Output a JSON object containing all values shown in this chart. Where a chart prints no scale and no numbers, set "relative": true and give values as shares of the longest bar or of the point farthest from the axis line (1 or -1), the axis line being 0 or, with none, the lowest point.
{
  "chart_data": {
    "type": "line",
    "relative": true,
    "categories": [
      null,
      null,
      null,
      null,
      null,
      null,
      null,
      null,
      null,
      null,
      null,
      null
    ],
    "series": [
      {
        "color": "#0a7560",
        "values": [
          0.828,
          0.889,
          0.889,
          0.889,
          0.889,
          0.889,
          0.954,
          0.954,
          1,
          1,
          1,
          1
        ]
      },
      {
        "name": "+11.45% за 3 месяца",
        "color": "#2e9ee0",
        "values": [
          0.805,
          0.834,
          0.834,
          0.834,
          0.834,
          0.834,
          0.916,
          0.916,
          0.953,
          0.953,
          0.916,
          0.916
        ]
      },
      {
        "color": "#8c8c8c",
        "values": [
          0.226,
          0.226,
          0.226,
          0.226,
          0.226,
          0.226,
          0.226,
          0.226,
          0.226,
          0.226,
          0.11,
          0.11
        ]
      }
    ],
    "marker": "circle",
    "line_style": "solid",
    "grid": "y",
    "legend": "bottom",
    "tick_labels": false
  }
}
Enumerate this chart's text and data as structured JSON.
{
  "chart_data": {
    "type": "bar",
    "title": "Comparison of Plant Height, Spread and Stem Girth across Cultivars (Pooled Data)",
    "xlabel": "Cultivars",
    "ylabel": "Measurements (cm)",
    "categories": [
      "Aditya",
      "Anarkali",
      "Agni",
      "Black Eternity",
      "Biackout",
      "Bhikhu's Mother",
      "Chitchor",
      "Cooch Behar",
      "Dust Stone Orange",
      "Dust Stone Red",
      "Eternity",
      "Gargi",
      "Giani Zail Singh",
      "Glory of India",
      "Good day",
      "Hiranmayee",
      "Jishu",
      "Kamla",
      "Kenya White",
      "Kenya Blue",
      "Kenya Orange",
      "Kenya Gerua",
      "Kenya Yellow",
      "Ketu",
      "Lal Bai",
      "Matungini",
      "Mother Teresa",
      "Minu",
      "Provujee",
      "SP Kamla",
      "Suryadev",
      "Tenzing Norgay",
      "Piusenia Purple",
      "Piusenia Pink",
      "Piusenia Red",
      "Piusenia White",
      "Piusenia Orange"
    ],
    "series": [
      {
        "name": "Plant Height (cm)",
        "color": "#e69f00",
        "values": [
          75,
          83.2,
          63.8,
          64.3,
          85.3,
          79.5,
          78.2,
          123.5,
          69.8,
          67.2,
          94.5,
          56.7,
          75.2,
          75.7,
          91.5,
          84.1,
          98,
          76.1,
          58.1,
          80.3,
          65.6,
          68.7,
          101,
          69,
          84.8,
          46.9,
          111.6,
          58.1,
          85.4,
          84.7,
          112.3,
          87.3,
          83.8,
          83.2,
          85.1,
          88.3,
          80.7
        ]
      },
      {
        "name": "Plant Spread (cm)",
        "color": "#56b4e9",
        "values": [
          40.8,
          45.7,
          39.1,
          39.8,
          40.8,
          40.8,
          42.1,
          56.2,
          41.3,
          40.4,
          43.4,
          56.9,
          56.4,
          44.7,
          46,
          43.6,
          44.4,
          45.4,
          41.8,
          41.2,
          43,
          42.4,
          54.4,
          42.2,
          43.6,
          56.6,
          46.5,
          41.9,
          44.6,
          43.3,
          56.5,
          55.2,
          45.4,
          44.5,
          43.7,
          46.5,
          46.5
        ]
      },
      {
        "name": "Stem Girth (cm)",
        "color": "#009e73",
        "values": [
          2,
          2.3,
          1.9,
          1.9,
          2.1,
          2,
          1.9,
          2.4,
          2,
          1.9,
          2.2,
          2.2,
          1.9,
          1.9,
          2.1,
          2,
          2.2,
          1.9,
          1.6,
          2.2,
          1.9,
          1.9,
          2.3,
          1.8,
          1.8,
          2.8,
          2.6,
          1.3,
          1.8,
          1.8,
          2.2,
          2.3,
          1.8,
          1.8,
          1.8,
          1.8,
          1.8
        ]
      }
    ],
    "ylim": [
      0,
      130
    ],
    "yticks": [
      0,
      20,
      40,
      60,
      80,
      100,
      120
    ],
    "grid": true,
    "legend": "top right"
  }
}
§
Look over the listing. Pull out every line with the string "Plant" in it.

• **ANSWER TO THIS EXERCISE**:
    "title": "Comparison of Plant Height, Spread and Stem Girth across Cultivars (Pooled Data)",
        "name": "Plant Height (cm)",
        "name": "Plant Spread (cm)",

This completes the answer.